Materials provided:
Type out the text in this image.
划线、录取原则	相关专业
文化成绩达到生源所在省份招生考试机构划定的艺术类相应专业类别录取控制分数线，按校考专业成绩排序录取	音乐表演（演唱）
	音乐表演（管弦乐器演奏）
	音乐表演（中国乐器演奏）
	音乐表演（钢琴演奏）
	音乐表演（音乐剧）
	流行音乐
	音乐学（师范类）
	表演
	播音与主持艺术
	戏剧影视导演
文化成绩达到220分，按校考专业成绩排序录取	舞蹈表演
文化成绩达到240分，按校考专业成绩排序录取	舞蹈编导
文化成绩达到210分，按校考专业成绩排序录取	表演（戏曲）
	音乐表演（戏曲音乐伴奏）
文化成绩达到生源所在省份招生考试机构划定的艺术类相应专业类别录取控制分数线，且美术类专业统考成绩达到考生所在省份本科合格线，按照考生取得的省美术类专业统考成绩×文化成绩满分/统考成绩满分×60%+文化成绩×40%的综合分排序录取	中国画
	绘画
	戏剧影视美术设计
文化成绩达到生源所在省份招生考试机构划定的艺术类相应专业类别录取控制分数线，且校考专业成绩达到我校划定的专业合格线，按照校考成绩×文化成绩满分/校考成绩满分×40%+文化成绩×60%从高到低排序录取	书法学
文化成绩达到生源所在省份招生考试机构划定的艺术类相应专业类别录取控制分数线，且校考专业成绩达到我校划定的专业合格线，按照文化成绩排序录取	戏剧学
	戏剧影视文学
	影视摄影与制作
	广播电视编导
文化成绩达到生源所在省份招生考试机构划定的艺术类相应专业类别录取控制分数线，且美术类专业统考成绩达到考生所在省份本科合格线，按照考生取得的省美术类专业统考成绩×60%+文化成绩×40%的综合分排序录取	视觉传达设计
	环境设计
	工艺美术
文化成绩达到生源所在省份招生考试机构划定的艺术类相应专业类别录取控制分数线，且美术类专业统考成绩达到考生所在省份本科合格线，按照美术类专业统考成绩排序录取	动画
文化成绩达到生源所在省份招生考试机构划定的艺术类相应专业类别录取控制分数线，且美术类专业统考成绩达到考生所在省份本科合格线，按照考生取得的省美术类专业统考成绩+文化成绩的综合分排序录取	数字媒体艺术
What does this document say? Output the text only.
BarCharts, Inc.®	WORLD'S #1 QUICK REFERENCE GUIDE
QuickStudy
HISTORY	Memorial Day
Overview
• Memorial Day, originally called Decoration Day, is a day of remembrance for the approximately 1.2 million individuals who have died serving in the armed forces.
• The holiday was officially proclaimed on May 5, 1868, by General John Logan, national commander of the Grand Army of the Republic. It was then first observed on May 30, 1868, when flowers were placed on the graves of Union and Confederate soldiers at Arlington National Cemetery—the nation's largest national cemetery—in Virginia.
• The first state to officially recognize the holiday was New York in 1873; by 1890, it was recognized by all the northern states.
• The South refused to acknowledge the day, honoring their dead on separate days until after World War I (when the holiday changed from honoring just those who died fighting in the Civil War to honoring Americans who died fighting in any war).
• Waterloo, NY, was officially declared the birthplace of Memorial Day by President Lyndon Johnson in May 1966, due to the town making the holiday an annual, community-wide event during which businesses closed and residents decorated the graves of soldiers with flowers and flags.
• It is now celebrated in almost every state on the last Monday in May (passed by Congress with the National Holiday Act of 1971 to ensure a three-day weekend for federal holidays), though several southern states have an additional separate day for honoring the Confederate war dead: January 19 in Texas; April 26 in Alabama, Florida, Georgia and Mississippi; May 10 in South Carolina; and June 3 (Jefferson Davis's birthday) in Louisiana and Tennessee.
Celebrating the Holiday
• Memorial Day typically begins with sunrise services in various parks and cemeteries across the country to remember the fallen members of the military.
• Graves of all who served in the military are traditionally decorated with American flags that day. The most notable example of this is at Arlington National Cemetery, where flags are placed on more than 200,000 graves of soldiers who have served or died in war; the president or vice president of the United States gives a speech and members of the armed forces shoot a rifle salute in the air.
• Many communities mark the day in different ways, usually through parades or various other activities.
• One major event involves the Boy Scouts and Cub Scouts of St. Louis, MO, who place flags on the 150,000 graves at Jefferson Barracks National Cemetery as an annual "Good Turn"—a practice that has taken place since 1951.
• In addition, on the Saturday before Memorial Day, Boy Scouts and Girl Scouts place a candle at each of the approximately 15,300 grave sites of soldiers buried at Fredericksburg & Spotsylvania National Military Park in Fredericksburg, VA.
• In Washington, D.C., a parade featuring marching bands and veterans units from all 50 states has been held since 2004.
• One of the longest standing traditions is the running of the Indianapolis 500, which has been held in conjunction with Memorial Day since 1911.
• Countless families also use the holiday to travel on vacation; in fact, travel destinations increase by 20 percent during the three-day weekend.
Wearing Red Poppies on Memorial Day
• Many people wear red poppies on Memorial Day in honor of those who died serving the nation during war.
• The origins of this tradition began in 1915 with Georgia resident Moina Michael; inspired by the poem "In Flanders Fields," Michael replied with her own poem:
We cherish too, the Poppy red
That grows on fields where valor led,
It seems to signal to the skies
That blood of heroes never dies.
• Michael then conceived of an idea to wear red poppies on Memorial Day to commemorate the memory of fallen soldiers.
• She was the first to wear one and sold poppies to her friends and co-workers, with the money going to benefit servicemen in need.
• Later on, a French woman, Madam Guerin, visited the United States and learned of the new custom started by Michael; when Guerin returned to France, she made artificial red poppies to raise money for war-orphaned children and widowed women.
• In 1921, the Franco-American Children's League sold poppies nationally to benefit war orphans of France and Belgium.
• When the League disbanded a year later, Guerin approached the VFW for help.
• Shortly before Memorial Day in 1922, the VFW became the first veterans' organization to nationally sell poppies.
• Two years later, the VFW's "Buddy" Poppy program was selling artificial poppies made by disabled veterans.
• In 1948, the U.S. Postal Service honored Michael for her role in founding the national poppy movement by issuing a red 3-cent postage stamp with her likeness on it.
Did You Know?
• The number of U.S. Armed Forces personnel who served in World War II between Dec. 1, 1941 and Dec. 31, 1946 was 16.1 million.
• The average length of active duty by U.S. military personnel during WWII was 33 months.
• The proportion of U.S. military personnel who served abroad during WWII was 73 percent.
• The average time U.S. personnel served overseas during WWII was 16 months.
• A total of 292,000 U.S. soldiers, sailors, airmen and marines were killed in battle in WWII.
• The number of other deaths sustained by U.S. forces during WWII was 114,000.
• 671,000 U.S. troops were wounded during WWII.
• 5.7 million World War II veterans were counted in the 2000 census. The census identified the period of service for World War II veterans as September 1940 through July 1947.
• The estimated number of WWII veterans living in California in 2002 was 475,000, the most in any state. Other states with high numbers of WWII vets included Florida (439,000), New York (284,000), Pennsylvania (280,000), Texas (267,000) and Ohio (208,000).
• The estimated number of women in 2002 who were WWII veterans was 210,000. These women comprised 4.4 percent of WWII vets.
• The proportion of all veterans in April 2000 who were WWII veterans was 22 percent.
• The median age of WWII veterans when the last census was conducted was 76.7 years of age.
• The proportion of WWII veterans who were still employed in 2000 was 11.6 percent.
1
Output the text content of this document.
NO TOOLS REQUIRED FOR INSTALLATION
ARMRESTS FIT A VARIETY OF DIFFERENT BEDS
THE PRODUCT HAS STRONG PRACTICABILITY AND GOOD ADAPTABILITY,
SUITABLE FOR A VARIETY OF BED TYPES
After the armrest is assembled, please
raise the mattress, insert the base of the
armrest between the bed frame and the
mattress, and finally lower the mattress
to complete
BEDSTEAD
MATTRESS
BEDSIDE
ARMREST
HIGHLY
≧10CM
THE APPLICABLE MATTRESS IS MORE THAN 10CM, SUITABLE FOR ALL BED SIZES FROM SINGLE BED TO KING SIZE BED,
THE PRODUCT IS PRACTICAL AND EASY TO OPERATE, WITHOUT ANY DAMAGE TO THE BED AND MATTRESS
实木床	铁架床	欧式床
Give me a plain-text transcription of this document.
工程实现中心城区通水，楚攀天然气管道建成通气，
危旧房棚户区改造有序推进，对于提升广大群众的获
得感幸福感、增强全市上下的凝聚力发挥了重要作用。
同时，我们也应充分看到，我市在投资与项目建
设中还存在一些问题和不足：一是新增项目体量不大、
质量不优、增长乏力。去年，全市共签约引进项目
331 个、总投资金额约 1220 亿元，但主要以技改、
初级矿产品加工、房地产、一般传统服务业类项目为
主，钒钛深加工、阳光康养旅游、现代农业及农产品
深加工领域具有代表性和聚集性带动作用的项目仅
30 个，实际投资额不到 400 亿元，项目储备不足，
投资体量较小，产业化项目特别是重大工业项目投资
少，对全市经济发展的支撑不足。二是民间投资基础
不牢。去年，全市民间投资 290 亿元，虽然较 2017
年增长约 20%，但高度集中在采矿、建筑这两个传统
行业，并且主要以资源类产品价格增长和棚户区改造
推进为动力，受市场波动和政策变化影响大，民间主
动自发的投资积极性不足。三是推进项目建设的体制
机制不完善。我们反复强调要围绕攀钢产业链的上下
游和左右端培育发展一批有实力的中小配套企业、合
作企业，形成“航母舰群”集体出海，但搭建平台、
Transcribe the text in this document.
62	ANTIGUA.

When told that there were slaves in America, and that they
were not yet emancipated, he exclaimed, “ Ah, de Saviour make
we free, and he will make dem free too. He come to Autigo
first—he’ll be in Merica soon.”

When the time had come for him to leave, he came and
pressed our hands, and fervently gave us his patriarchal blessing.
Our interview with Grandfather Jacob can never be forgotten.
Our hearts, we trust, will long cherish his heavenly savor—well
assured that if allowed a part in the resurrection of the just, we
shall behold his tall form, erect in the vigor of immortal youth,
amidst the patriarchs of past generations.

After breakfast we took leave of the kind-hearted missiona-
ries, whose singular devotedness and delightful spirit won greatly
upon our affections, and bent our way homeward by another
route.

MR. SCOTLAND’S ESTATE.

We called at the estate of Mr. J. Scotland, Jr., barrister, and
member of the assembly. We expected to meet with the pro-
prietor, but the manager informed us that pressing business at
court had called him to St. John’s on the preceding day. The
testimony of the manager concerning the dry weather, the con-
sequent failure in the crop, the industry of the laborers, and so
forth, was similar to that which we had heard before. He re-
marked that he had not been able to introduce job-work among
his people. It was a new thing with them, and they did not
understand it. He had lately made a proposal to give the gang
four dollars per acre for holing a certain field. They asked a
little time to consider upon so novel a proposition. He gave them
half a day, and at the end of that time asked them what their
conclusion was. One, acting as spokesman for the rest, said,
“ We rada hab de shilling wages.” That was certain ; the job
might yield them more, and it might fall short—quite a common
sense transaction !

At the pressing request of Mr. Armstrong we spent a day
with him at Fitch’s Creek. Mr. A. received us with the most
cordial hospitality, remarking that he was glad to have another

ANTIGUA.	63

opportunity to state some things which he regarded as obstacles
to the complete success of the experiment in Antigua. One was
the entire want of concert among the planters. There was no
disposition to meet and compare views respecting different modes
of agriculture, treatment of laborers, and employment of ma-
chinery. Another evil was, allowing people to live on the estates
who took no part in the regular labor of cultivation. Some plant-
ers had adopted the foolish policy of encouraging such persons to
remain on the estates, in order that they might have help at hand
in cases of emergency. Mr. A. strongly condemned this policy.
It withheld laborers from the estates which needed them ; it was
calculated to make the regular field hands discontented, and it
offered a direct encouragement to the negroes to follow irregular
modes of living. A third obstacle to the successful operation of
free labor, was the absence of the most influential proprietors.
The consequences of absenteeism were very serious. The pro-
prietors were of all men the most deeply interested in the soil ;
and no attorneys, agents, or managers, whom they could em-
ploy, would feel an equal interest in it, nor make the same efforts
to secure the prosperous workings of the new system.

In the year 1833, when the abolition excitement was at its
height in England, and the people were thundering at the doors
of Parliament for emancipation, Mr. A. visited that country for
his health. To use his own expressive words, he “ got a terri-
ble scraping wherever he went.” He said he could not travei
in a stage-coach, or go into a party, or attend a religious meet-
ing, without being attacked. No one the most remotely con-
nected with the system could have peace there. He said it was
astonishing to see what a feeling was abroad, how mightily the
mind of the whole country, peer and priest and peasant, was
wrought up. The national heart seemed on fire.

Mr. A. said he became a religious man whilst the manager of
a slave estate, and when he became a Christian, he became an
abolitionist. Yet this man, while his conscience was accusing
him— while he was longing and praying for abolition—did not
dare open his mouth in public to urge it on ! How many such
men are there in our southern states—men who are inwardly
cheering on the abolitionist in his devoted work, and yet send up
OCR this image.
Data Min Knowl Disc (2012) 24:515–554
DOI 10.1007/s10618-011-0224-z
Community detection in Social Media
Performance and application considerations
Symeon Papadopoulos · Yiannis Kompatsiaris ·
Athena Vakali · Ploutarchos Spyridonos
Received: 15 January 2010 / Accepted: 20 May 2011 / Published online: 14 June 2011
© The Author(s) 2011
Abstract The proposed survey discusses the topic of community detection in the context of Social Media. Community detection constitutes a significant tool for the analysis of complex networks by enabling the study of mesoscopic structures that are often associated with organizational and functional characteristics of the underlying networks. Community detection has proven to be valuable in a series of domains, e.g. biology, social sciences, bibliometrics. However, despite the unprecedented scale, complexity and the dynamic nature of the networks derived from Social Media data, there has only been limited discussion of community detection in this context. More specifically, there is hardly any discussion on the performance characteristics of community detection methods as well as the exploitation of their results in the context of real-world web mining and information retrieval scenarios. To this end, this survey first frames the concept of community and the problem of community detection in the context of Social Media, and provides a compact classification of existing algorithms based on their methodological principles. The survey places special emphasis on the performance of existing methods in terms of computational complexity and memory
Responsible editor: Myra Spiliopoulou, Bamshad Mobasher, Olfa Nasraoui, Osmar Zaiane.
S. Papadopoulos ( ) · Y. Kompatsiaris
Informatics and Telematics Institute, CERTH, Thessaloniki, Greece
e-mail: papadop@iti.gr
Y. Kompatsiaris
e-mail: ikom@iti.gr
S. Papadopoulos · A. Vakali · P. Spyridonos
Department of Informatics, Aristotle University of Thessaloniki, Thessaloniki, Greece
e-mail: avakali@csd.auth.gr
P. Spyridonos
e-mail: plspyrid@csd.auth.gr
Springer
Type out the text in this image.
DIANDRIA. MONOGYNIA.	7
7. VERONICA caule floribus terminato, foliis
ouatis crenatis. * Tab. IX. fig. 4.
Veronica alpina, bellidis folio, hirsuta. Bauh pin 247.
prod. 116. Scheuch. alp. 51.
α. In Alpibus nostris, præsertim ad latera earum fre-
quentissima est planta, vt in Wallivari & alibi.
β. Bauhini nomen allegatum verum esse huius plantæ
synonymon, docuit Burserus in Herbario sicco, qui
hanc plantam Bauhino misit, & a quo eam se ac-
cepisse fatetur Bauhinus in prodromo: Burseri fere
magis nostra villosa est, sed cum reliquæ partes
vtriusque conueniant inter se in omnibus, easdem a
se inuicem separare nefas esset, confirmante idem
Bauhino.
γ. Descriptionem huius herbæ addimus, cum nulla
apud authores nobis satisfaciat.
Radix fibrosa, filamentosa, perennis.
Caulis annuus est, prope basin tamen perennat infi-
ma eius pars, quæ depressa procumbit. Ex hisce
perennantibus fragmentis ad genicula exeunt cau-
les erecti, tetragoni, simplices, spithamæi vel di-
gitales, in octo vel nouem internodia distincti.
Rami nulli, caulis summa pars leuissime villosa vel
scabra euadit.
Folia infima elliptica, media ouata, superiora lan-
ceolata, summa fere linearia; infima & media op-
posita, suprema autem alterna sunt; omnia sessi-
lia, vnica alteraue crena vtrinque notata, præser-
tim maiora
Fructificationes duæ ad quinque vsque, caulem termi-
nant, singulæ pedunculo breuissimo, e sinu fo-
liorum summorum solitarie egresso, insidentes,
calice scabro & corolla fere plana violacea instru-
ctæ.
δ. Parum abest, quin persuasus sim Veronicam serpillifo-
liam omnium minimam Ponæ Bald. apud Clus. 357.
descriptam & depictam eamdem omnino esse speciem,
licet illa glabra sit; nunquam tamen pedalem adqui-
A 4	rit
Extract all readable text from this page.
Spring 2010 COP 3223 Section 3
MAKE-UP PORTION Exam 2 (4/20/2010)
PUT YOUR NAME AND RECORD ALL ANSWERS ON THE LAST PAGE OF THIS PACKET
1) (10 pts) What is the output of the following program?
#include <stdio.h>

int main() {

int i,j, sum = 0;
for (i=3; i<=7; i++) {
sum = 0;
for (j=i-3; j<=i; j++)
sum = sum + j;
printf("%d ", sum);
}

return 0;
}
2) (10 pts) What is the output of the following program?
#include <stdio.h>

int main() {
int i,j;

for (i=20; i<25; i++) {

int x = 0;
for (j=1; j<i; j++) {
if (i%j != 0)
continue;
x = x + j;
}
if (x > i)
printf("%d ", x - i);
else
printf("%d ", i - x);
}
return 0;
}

Exercise aim:
Above are the records; copy every line in them that holds the word "detection".

Correct result:
Community detection in Social Media
Abstract The proposed survey discusses the topic of community detection in the context of Social Media. Community detection constitutes a significant tool for the analysis of complex networks by enabling the study of mesoscopic structures that are often associated with organizational and functional characteristics of the underlying networks. Community detection has proven to be valuable in a series of domains, e.g. biology, social sciences, bibliometrics. However, despite the unprecedented scale, complexity and the dynamic nature of the networks derived from Social Media data, there has only been limited discussion of community detection in this context. More specifically, there is hardly any discussion on the performance characteristics of community detection methods as well as the exploitation of their results in the context of real-world web mining and information retrieval scenarios. To this end, this survey first frames the concept of community and the problem of community detection in the context of Social Media, and provides a compact classification of existing algorithms based on their methodological principles. The survey places special emphasis on the performance of existing methods in terms of computational complexity and memory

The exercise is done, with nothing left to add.